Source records
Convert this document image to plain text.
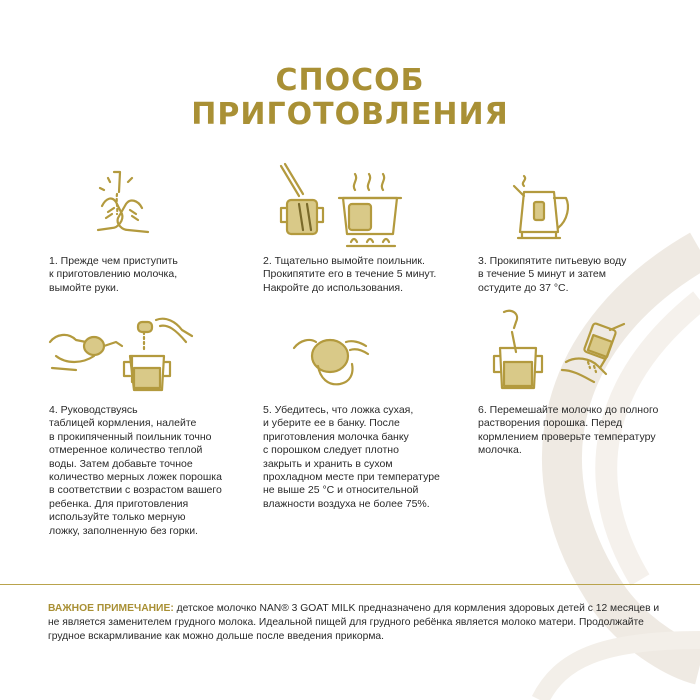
СПОСОБ
ПРИГОТОВЛЕНИЯ
1. Прежде чем приступить
к приготовлению молочка,
вымойте руки.
2. Тщательно вымойте поильник.
Прокипятите его в течение 5 минут.
Накройте до использования.
3. Прокипятите питьевую воду
в течение 5 минут и затем
остудите до 37 °С.
4. Руководствуясь
таблицей кормления, налейте
в прокипяченный поильник точно
отмеренное количество теплой
воды. Затем добавьте точное
количество мерных ложек порошка
в соответствии с возрастом вашего
ребенка. Для приготовления
используйте только мерную
ложку, заполненную без горки.
5. Убедитесь, что ложка сухая,
и уберите ее в банку. После
приготовления молочка банку
с порошком следует плотно
закрыть и хранить в сухом
прохладном месте при температуре
не выше 25 °С и относительной
влажности воздуха не более 75%.
6. Перемешайте молочко до полного
растворения порошка. Перед
кормлением проверьте температуру
молочка.
ВАЖНОЕ ПРИМЕЧАНИЕ: детское молочко NAN® 3 GOAT MILK предназначено для кормления здоровых детей с 12 месяцев и не является заменителем грудного молока. Идеальной пищей для грудного ребёнка является молоко матери. Продолжайте грудное вскармливание как можно дольше после введения прикорма.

### TASK PROMPT
Give the material again exactly as it is, but keep the pictures out.

### WRITTEN SOLUTION
Convert this document image to plain text.
СПОСОБ
ПРИГОТОВЛЕНИЯ
1. Прежде чем приступить
к приготовлению молочка,
вымойте руки.
2. Тщательно вымойте поильник.
Прокипятите его в течение 5 минут.
Накройте до использования.
3. Прокипятите питьевую воду
в течение 5 минут и затем
остудите до 37 °С.
4. Руководствуясь
таблицей кормления, налейте
в прокипяченный поильник точно
отмеренное количество теплой
воды. Затем добавьте точное
количество мерных ложек порошка
в соответствии с возрастом вашего
ребенка. Для приготовления
используйте только мерную
ложку, заполненную без горки.
5. Убедитесь, что ложка сухая,
и уберите ее в банку. После
приготовления молочка банку
с порошком следует плотно
закрыть и хранить в сухом
прохладном месте при температуре
не выше 25 °С и относительной
влажности воздуха не более 75%.
6. Перемешайте молочко до полного
растворения порошка. Перед
кормлением проверьте температуру
молочка.
ВАЖНОЕ ПРИМЕЧАНИЕ: детское молочко NAN® 3 GOAT MILK предназначено для кормления здоровых детей с 12 месяцев и не является заменителем грудного молока. Идеальной пищей для грудного ребёнка является молоко матери. Продолжайте грудное вскармливание как можно дольше после введения прикорма.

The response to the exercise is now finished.